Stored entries
-- Begin --
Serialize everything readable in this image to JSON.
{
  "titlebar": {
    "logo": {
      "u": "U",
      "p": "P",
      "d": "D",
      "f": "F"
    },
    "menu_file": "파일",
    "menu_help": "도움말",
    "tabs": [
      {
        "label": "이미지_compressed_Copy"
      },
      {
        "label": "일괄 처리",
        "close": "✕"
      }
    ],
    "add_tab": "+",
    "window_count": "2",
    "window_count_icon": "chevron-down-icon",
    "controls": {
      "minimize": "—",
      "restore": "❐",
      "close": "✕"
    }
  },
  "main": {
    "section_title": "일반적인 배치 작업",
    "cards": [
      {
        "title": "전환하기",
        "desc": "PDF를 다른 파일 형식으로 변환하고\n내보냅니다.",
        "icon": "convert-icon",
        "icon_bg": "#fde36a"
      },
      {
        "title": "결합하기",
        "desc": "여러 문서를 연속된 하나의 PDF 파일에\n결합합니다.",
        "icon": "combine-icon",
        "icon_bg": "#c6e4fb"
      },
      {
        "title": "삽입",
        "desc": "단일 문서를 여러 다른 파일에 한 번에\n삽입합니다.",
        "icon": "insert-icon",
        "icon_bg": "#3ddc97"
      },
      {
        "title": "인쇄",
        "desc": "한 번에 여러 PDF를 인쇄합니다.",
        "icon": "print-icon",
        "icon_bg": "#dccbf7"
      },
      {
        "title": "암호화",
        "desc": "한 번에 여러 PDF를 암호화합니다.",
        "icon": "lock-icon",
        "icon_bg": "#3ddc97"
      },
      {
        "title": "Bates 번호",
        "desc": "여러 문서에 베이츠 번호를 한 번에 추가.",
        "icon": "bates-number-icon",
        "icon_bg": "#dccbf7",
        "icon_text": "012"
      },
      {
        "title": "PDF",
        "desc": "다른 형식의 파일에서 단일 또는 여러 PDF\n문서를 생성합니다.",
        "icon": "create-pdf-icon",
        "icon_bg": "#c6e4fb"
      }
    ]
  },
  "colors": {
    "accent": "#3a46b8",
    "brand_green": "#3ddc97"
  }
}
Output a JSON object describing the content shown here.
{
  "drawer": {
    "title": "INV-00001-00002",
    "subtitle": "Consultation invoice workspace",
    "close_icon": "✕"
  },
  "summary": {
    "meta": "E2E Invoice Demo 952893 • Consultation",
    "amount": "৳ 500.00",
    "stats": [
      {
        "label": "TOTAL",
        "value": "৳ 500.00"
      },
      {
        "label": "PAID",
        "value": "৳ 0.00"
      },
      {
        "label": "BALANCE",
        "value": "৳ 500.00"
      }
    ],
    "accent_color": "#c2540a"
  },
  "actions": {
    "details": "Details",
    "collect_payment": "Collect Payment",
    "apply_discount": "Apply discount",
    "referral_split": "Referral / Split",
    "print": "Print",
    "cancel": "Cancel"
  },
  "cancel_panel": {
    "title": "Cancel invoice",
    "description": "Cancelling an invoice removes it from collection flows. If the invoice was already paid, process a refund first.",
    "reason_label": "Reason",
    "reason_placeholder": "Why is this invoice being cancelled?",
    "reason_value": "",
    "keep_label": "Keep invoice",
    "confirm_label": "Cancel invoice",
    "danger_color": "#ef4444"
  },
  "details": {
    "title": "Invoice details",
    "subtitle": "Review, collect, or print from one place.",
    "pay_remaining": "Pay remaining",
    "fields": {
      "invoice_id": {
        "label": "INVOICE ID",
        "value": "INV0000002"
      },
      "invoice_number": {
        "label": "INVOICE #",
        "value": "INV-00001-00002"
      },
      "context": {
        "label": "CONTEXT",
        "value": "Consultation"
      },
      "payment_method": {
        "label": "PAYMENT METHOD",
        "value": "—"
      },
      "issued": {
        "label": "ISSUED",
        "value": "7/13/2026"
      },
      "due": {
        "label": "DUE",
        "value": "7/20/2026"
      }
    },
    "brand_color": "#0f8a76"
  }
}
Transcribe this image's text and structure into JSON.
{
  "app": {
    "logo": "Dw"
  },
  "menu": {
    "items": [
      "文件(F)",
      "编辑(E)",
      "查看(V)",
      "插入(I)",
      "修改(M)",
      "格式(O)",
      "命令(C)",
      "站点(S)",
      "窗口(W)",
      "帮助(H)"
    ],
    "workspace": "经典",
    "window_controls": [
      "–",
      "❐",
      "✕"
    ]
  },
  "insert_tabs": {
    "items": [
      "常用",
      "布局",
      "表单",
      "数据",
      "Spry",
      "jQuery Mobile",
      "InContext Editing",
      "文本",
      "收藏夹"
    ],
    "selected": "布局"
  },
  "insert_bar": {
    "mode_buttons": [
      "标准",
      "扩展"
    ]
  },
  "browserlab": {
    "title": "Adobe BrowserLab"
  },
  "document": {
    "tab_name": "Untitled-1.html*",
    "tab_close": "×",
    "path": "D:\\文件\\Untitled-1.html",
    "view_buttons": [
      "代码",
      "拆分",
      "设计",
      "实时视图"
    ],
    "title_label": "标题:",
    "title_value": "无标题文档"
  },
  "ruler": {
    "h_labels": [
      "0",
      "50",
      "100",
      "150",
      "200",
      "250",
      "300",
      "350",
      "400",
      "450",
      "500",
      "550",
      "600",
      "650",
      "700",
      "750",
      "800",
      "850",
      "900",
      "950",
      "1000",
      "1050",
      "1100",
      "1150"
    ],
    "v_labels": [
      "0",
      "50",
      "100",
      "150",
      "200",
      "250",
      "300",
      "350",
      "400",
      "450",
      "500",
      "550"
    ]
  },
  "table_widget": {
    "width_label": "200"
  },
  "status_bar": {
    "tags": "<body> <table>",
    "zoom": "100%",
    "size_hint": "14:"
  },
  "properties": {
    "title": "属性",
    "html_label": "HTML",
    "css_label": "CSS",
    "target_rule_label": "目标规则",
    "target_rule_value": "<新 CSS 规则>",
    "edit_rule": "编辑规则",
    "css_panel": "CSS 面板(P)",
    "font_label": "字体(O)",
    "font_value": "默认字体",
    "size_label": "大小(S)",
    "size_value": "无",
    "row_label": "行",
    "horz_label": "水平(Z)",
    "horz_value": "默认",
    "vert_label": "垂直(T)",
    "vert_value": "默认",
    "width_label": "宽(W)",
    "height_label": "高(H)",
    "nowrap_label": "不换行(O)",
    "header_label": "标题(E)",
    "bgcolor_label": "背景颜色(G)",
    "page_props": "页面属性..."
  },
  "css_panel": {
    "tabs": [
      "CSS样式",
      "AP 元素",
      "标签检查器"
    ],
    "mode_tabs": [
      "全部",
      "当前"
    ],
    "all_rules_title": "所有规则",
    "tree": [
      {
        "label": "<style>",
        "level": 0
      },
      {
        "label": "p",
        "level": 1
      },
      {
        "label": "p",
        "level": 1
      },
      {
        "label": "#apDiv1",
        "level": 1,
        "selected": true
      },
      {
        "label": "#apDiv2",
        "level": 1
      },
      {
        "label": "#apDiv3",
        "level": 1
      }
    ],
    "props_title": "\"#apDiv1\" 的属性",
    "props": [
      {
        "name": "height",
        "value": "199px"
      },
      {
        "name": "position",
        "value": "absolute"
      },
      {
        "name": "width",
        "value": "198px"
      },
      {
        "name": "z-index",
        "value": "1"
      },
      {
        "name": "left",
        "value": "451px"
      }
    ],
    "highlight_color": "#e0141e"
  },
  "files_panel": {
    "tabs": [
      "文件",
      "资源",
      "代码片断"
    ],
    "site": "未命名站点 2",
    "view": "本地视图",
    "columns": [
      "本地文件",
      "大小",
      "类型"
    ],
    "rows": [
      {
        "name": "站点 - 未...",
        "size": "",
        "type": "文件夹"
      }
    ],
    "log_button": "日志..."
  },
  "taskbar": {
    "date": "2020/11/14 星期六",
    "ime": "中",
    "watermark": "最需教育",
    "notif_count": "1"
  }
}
-- End --
Written instruction: In full and verbatim, repeat the records given above.

Worked answer:
Serialize everything readable in this image to JSON.
{
  "titlebar": {
    "logo": {
      "u": "U",
      "p": "P",
      "d": "D",
      "f": "F"
    },
    "menu_file": "파일",
    "menu_help": "도움말",
    "tabs": [
      {
        "label": "이미지_compressed_Copy"
      },
      {
        "label": "일괄 처리",
        "close": "✕"
      }
    ],
    "add_tab": "+",
    "window_count": "2",
    "window_count_icon": "chevron-down-icon",
    "controls": {
      "minimize": "—",
      "restore": "❐",
      "close": "✕"
    }
  },
  "main": {
    "section_title": "일반적인 배치 작업",
    "cards": [
      {
        "title": "전환하기",
        "desc": "PDF를 다른 파일 형식으로 변환하고\n내보냅니다.",
        "icon": "convert-icon",
        "icon_bg": "#fde36a"
      },
      {
        "title": "결합하기",
        "desc": "여러 문서를 연속된 하나의 PDF 파일에\n결합합니다.",
        "icon": "combine-icon",
        "icon_bg": "#c6e4fb"
      },
      {
        "title": "삽입",
        "desc": "단일 문서를 여러 다른 파일에 한 번에\n삽입합니다.",
        "icon": "insert-icon",
        "icon_bg": "#3ddc97"
      },
      {
        "title": "인쇄",
        "desc": "한 번에 여러 PDF를 인쇄합니다.",
        "icon": "print-icon",
        "icon_bg": "#dccbf7"
      },
      {
        "title": "암호화",
        "desc": "한 번에 여러 PDF를 암호화합니다.",
        "icon": "lock-icon",
        "icon_bg": "#3ddc97"
      },
      {
        "title": "Bates 번호",
        "desc": "여러 문서에 베이츠 번호를 한 번에 추가.",
        "icon": "bates-number-icon",
        "icon_bg": "#dccbf7",
        "icon_text": "012"
      },
      {
        "title": "PDF",
        "desc": "다른 형식의 파일에서 단일 또는 여러 PDF\n문서를 생성합니다.",
        "icon": "create-pdf-icon",
        "icon_bg": "#c6e4fb"
      }
    ]
  },
  "colors": {
    "accent": "#3a46b8",
    "brand_green": "#3ddc97"
  }
}
Output a JSON object describing the content shown here.
{
  "drawer": {
    "title": "INV-00001-00002",
    "subtitle": "Consultation invoice workspace",
    "close_icon": "✕"
  },
  "summary": {
    "meta": "E2E Invoice Demo 952893 • Consultation",
    "amount": "৳ 500.00",
    "stats": [
      {
        "label": "TOTAL",
        "value": "৳ 500.00"
      },
      {
        "label": "PAID",
        "value": "৳ 0.00"
      },
      {
        "label": "BALANCE",
        "value": "৳ 500.00"
      }
    ],
    "accent_color": "#c2540a"
  },
  "actions": {
    "details": "Details",
    "collect_payment": "Collect Payment",
    "apply_discount": "Apply discount",
    "referral_split": "Referral / Split",
    "print": "Print",
    "cancel": "Cancel"
  },
  "cancel_panel": {
    "title": "Cancel invoice",
    "description": "Cancelling an invoice removes it from collection flows. If the invoice was already paid, process a refund first.",
    "reason_label": "Reason",
    "reason_placeholder": "Why is this invoice being cancelled?",
    "reason_value": "",
    "keep_label": "Keep invoice",
    "confirm_label": "Cancel invoice",
    "danger_color": "#ef4444"
  },
  "details": {
    "title": "Invoice details",
    "subtitle": "Review, collect, or print from one place.",
    "pay_remaining": "Pay remaining",
    "fields": {
      "invoice_id": {
        "label": "INVOICE ID",
        "value": "INV0000002"
      },
      "invoice_number": {
        "label": "INVOICE #",
        "value": "INV-00001-00002"
      },
      "context": {
        "label": "CONTEXT",
        "value": "Consultation"
      },
      "payment_method": {
        "label": "PAYMENT METHOD",
        "value": "—"
      },
      "issued": {
        "label": "ISSUED",
        "value": "7/13/2026"
      },
      "due": {
        "label": "DUE",
        "value": "7/20/2026"
      }
    },
    "brand_color": "#0f8a76"
  }
}
Transcribe this image's text and structure into JSON.
{
  "app": {
    "logo": "Dw"
  },
  "menu": {
    "items": [
      "文件(F)",
      "编辑(E)",
      "查看(V)",
      "插入(I)",
      "修改(M)",
      "格式(O)",
      "命令(C)",
      "站点(S)",
      "窗口(W)",
      "帮助(H)"
    ],
    "workspace": "经典",
    "window_controls": [
      "–",
      "❐",
      "✕"
    ]
  },
  "insert_tabs": {
    "items": [
      "常用",
      "布局",
      "表单",
      "数据",
      "Spry",
      "jQuery Mobile",
      "InContext Editing",
      "文本",
      "收藏夹"
    ],
    "selected": "布局"
  },
  "insert_bar": {
    "mode_buttons": [
      "标准",
      "扩展"
    ]
  },
  "browserlab": {
    "title": "Adobe BrowserLab"
  },
  "document": {
    "tab_name": "Untitled-1.html*",
    "tab_close": "×",
    "path": "D:\\文件\\Untitled-1.html",
    "view_buttons": [
      "代码",
      "拆分",
      "设计",
      "实时视图"
    ],
    "title_label": "标题:",
    "title_value": "无标题文档"
  },
  "ruler": {
    "h_labels": [
      "0",
      "50",
      "100",
      "150",
      "200",
      "250",
      "300",
      "350",
      "400",
      "450",
      "500",
      "550",
      "600",
      "650",
      "700",
      "750",
      "800",
      "850",
      "900",
      "950",
      "1000",
      "1050",
      "1100",
      "1150"
    ],
    "v_labels": [
      "0",
      "50",
      "100",
      "150",
      "200",
      "250",
      "300",
      "350",
      "400",
      "450",
      "500",
      "550"
    ]
  },
  "table_widget": {
    "width_label": "200"
  },
  "status_bar": {
    "tags": "<body> <table>",
    "zoom": "100%",
    "size_hint": "14:"
  },
  "properties": {
    "title": "属性",
    "html_label": "HTML",
    "css_label": "CSS",
    "target_rule_label": "目标规则",
    "target_rule_value": "<新 CSS 规则>",
    "edit_rule": "编辑规则",
    "css_panel": "CSS 面板(P)",
    "font_label": "字体(O)",
    "font_value": "默认字体",
    "size_label": "大小(S)",
    "size_value": "无",
    "row_label": "行",
    "horz_label": "水平(Z)",
    "horz_value": "默认",
    "vert_label": "垂直(T)",
    "vert_value": "默认",
    "width_label": "宽(W)",
    "height_label": "高(H)",
    "nowrap_label": "不换行(O)",
    "header_label": "标题(E)",
    "bgcolor_label": "背景颜色(G)",
    "page_props": "页面属性..."
  },
  "css_panel": {
    "tabs": [
      "CSS样式",
      "AP 元素",
      "标签检查器"
    ],
    "mode_tabs": [
      "全部",
      "当前"
    ],
    "all_rules_title": "所有规则",
    "tree": [
      {
        "label": "<style>",
        "level": 0
      },
      {
        "label": "p",
        "level": 1
      },
      {
        "label": "p",
        "level": 1
      },
      {
        "label": "#apDiv1",
        "level": 1,
        "selected": true
      },
      {
        "label": "#apDiv2",
        "level": 1
      },
      {
        "label": "#apDiv3",
        "level": 1
      }
    ],
    "props_title": "\"#apDiv1\" 的属性",
    "props": [
      {
        "name": "height",
        "value": "199px"
      },
      {
        "name": "position",
        "value": "absolute"
      },
      {
        "name": "width",
        "value": "198px"
      },
      {
        "name": "z-index",
        "value": "1"
      },
      {
        "name": "left",
        "value": "451px"
      }
    ],
    "highlight_color": "#e0141e"
  },
  "files_panel": {
    "tabs": [
      "文件",
      "资源",
      "代码片断"
    ],
    "site": "未命名站点 2",
    "view": "本地视图",
    "columns": [
      "本地文件",
      "大小",
      "类型"
    ],
    "rows": [
      {
        "name": "站点 - 未...",
        "size": "",
        "type": "文件夹"
      }
    ],
    "log_button": "日志..."
  },
  "taskbar": {
    "date": "2020/11/14 星期六",
    "ime": "中",
    "watermark": "最需教育",
    "notif_count": "1"
  }
}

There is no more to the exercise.